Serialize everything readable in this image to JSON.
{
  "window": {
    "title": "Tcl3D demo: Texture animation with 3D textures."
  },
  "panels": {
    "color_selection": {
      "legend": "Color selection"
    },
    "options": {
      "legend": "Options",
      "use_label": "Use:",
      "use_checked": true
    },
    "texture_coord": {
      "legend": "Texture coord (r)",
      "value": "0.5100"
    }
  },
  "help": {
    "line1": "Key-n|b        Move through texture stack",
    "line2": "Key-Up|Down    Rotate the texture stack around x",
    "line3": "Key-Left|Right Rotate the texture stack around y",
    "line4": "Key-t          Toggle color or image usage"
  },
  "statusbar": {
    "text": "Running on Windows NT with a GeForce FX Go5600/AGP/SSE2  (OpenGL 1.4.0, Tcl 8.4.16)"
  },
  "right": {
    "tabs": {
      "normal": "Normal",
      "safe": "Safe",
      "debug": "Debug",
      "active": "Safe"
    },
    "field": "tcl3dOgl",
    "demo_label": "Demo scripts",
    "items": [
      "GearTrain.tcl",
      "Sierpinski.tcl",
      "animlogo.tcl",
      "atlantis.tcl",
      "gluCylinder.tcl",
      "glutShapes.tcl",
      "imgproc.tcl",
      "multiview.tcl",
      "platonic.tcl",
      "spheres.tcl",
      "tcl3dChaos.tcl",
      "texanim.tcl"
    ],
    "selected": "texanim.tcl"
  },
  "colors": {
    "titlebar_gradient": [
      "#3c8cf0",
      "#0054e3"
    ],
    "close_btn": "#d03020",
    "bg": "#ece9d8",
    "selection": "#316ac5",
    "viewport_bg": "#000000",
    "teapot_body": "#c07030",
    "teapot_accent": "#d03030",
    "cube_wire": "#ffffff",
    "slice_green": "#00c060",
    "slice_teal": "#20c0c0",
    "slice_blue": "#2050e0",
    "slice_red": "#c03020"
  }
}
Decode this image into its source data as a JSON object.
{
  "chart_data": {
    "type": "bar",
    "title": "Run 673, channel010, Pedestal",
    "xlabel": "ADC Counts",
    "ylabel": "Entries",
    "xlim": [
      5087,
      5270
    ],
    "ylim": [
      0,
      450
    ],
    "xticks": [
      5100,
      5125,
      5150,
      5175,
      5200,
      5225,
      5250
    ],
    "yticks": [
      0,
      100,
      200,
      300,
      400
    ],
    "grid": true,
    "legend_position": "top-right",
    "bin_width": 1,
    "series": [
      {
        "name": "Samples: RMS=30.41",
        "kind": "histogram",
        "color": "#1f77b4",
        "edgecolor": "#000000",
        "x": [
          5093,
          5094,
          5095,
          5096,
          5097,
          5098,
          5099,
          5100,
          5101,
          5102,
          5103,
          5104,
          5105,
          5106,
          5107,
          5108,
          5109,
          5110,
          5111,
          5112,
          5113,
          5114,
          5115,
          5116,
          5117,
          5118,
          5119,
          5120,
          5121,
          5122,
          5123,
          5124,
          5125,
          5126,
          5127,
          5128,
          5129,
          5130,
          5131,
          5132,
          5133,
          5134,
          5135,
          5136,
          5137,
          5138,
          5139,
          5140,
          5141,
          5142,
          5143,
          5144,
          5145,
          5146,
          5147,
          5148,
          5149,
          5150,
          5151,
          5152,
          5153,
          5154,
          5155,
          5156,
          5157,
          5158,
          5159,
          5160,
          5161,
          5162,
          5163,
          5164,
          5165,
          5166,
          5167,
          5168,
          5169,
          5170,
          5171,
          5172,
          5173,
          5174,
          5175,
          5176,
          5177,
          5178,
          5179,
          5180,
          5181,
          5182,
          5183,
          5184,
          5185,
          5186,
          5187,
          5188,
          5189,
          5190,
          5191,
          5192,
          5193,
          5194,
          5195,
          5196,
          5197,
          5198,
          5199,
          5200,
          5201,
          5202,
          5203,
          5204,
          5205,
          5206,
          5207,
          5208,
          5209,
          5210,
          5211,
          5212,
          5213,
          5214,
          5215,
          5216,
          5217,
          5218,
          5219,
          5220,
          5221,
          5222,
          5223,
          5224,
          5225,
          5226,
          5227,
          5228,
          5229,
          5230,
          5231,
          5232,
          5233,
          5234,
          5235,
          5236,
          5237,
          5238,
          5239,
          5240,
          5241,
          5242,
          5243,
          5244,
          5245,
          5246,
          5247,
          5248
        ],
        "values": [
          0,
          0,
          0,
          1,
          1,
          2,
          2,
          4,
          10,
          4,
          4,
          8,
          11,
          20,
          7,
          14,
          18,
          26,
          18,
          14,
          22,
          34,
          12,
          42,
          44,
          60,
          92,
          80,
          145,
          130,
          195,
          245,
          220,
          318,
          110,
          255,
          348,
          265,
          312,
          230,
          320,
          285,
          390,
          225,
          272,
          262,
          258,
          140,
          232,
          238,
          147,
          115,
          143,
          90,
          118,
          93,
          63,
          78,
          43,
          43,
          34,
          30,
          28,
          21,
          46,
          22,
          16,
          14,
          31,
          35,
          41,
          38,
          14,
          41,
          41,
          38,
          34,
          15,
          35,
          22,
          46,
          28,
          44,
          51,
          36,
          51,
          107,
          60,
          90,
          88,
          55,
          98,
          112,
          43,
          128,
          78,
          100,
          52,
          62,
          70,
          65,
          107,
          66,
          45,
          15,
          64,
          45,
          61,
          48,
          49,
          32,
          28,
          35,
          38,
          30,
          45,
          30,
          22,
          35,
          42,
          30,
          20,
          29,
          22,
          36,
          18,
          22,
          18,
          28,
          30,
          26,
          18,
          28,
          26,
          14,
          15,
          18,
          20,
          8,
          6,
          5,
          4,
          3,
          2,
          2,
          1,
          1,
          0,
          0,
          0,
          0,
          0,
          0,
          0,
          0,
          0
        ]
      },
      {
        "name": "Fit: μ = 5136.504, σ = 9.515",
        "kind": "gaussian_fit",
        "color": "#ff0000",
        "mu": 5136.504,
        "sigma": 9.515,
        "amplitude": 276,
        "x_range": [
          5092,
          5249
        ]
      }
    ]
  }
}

# # # #

* [REQUIREMENT] Please reproduce each line exactly as written.

* [WRITTEN SOLUTION]
Serialize everything readable in this image to JSON.
{
  "window": {
    "title": "Tcl3D demo: Texture animation with 3D textures."
  },
  "panels": {
    "color_selection": {
      "legend": "Color selection"
    },
    "options": {
      "legend": "Options",
      "use_label": "Use:",
      "use_checked": true
    },
    "texture_coord": {
      "legend": "Texture coord (r)",
      "value": "0.5100"
    }
  },
  "help": {
    "line1": "Key-n|b        Move through texture stack",
    "line2": "Key-Up|Down    Rotate the texture stack around x",
    "line3": "Key-Left|Right Rotate the texture stack around y",
    "line4": "Key-t          Toggle color or image usage"
  },
  "statusbar": {
    "text": "Running on Windows NT with a GeForce FX Go5600/AGP/SSE2  (OpenGL 1.4.0, Tcl 8.4.16)"
  },
  "right": {
    "tabs": {
      "normal": "Normal",
      "safe": "Safe",
      "debug": "Debug",
      "active": "Safe"
    },
    "field": "tcl3dOgl",
    "demo_label": "Demo scripts",
    "items": [
      "GearTrain.tcl",
      "Sierpinski.tcl",
      "animlogo.tcl",
      "atlantis.tcl",
      "gluCylinder.tcl",
      "glutShapes.tcl",
      "imgproc.tcl",
      "multiview.tcl",
      "platonic.tcl",
      "spheres.tcl",
      "tcl3dChaos.tcl",
      "texanim.tcl"
    ],
    "selected": "texanim.tcl"
  },
  "colors": {
    "titlebar_gradient": [
      "#3c8cf0",
      "#0054e3"
    ],
    "close_btn": "#d03020",
    "bg": "#ece9d8",
    "selection": "#316ac5",
    "viewport_bg": "#000000",
    "teapot_body": "#c07030",
    "teapot_accent": "#d03030",
    "cube_wire": "#ffffff",
    "slice_green": "#00c060",
    "slice_teal": "#20c0c0",
    "slice_blue": "#2050e0",
    "slice_red": "#c03020"
  }
}
Decode this image into its source data as a JSON object.
{
  "chart_data": {
    "type": "bar",
    "title": "Run 673, channel010, Pedestal",
    "xlabel": "ADC Counts",
    "ylabel": "Entries",
    "xlim": [
      5087,
      5270
    ],
    "ylim": [
      0,
      450
    ],
    "xticks": [
      5100,
      5125,
      5150,
      5175,
      5200,
      5225,
      5250
    ],
    "yticks": [
      0,
      100,
      200,
      300,
      400
    ],
    "grid": true,
    "legend_position": "top-right",
    "bin_width": 1,
    "series": [
      {
        "name": "Samples: RMS=30.41",
        "kind": "histogram",
        "color": "#1f77b4",
        "edgecolor": "#000000",
        "x": [
          5093,
          5094,
          5095,
          5096,
          5097,
          5098,
          5099,
          5100,
          5101,
          5102,
          5103,
          5104,
          5105,
          5106,
          5107,
          5108,
          5109,
          5110,
          5111,
          5112,
          5113,
          5114,
          5115,
          5116,
          5117,
          5118,
          5119,
          5120,
          5121,
          5122,
          5123,
          5124,
          5125,
          5126,
          5127,
          5128,
          5129,
          5130,
          5131,
          5132,
          5133,
          5134,
          5135,
          5136,
          5137,
          5138,
          5139,
          5140,
          5141,
          5142,
          5143,
          5144,
          5145,
          5146,
          5147,
          5148,
          5149,
          5150,
          5151,
          5152,
          5153,
          5154,
          5155,
          5156,
          5157,
          5158,
          5159,
          5160,
          5161,
          5162,
          5163,
          5164,
          5165,
          5166,
          5167,
          5168,
          5169,
          5170,
          5171,
          5172,
          5173,
          5174,
          5175,
          5176,
          5177,
          5178,
          5179,
          5180,
          5181,
          5182,
          5183,
          5184,
          5185,
          5186,
          5187,
          5188,
          5189,
          5190,
          5191,
          5192,
          5193,
          5194,
          5195,
          5196,
          5197,
          5198,
          5199,
          5200,
          5201,
          5202,
          5203,
          5204,
          5205,
          5206,
          5207,
          5208,
          5209,
          5210,
          5211,
          5212,
          5213,
          5214,
          5215,
          5216,
          5217,
          5218,
          5219,
          5220,
          5221,
          5222,
          5223,
          5224,
          5225,
          5226,
          5227,
          5228,
          5229,
          5230,
          5231,
          5232,
          5233,
          5234,
          5235,
          5236,
          5237,
          5238,
          5239,
          5240,
          5241,
          5242,
          5243,
          5244,
          5245,
          5246,
          5247,
          5248
        ],
        "values": [
          0,
          0,
          0,
          1,
          1,
          2,
          2,
          4,
          10,
          4,
          4,
          8,
          11,
          20,
          7,
          14,
          18,
          26,
          18,
          14,
          22,
          34,
          12,
          42,
          44,
          60,
          92,
          80,
          145,
          130,
          195,
          245,
          220,
          318,
          110,
          255,
          348,
          265,
          312,
          230,
          320,
          285,
          390,
          225,
          272,
          262,
          258,
          140,
          232,
          238,
          147,
          115,
          143,
          90,
          118,
          93,
          63,
          78,
          43,
          43,
          34,
          30,
          28,
          21,
          46,
          22,
          16,
          14,
          31,
          35,
          41,
          38,
          14,
          41,
          41,
          38,
          34,
          15,
          35,
          22,
          46,
          28,
          44,
          51,
          36,
          51,
          107,
          60,
          90,
          88,
          55,
          98,
          112,
          43,
          128,
          78,
          100,
          52,
          62,
          70,
          65,
          107,
          66,
          45,
          15,
          64,
          45,
          61,
          48,
          49,
          32,
          28,
          35,
          38,
          30,
          45,
          30,
          22,
          35,
          42,
          30,
          20,
          29,
          22,
          36,
          18,
          22,
          18,
          28,
          30,
          26,
          18,
          28,
          26,
          14,
          15,
          18,
          20,
          8,
          6,
          5,
          4,
          3,
          2,
          2,
          1,
          1,
          0,
          0,
          0,
          0,
          0,
          0,
          0,
          0,
          0
        ]
      },
      {
        "name": "Fit: μ = 5136.504, σ = 9.515",
        "kind": "gaussian_fit",
        "color": "#ff0000",
        "mu": 5136.504,
        "sigma": 9.515,
        "amplitude": 276,
        "x_range": [
          5092,
          5249
        ]
      }
    ]
  }
}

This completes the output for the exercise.